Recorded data
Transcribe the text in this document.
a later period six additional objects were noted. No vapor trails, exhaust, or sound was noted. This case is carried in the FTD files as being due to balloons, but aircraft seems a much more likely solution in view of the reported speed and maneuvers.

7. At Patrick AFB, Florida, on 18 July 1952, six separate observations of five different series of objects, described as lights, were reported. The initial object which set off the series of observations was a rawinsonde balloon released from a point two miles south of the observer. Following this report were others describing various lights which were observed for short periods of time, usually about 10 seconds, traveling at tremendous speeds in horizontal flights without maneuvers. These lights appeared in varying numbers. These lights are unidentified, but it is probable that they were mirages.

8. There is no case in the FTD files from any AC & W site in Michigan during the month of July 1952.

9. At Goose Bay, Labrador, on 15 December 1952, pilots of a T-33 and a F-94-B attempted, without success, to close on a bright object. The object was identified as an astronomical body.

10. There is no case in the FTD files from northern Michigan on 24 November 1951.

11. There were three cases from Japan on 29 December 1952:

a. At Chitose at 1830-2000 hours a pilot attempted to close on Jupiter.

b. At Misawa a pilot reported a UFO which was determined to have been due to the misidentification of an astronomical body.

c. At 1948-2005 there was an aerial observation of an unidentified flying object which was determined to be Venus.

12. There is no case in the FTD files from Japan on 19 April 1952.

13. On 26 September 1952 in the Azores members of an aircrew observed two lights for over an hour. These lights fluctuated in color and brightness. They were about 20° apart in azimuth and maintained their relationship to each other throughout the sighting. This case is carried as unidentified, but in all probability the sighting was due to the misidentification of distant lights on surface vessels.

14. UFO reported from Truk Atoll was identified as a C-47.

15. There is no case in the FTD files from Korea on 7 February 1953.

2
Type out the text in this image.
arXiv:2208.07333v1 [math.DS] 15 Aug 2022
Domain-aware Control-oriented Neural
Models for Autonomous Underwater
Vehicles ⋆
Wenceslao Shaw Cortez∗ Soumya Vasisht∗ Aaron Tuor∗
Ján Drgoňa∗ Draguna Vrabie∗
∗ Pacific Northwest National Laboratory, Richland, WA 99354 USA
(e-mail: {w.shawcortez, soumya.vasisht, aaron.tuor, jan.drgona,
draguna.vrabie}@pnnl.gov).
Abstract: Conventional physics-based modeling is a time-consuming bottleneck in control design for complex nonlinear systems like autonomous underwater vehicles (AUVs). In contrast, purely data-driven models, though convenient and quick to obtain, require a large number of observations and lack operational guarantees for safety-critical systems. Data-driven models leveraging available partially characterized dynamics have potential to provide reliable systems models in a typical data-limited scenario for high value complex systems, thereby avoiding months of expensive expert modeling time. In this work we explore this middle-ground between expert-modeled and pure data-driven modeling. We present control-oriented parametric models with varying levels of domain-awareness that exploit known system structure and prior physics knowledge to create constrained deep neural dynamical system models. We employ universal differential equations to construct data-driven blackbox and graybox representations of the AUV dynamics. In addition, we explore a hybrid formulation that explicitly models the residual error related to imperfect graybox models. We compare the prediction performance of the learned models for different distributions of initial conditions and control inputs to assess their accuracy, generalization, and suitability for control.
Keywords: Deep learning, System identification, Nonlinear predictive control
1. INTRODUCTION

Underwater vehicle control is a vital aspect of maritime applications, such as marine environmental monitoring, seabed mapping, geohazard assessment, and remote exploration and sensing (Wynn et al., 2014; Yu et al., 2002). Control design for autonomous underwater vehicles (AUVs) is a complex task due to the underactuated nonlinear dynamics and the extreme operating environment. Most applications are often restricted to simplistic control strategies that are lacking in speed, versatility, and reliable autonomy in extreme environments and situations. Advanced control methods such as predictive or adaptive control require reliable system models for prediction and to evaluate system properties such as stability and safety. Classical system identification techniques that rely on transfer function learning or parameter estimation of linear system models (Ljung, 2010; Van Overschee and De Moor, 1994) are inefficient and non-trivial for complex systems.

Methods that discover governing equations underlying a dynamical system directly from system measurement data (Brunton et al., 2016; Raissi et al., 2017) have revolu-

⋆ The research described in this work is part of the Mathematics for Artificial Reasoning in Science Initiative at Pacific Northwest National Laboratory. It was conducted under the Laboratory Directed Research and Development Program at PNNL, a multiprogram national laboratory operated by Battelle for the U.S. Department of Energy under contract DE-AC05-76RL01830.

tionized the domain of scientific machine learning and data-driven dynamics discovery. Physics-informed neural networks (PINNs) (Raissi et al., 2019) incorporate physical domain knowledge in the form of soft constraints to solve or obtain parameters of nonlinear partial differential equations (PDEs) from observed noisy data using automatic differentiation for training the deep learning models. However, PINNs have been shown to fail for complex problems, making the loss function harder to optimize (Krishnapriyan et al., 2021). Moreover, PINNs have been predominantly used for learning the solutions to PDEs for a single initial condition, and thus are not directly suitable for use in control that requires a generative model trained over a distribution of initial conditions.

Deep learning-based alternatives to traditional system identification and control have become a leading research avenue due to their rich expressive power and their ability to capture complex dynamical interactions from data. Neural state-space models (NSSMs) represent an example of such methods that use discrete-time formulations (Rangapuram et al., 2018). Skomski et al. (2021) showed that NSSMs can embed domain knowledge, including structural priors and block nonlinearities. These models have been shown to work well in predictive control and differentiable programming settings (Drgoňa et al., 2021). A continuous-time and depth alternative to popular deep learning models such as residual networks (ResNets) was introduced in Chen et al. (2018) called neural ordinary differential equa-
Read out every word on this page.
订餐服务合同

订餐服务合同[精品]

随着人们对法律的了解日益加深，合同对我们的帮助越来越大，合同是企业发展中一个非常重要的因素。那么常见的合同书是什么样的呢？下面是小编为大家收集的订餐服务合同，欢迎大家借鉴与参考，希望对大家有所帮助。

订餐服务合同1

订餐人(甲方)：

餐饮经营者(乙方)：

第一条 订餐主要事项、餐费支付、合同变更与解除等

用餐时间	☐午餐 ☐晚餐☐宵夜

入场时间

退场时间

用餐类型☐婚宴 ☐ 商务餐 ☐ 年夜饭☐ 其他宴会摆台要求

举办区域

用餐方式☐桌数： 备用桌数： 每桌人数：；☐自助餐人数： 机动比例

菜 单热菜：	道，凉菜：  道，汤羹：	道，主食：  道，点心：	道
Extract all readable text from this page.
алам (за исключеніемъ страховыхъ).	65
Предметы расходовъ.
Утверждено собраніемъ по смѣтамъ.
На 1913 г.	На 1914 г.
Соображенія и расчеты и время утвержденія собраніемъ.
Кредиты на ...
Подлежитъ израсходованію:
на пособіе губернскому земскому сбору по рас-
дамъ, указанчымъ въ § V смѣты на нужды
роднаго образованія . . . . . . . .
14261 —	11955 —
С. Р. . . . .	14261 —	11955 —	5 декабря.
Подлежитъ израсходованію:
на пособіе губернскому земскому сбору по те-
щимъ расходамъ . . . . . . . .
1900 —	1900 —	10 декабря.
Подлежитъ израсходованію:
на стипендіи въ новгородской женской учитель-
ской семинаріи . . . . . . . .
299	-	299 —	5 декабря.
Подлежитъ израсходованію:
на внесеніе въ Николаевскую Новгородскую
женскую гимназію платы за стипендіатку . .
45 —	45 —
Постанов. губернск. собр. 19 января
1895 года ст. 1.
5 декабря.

— TASK TO CARRY OUT —
From the data above, copy each line that has the string "determined".

— SOLUTION TO THE PROBLEM —
b. At Misawa a pilot reported a UFO which was determined to have been due to the misidentification of an astronomical body.
c. At 1948-2005 there was an aerial observation of an unidentified flying object which was determined to be Venus.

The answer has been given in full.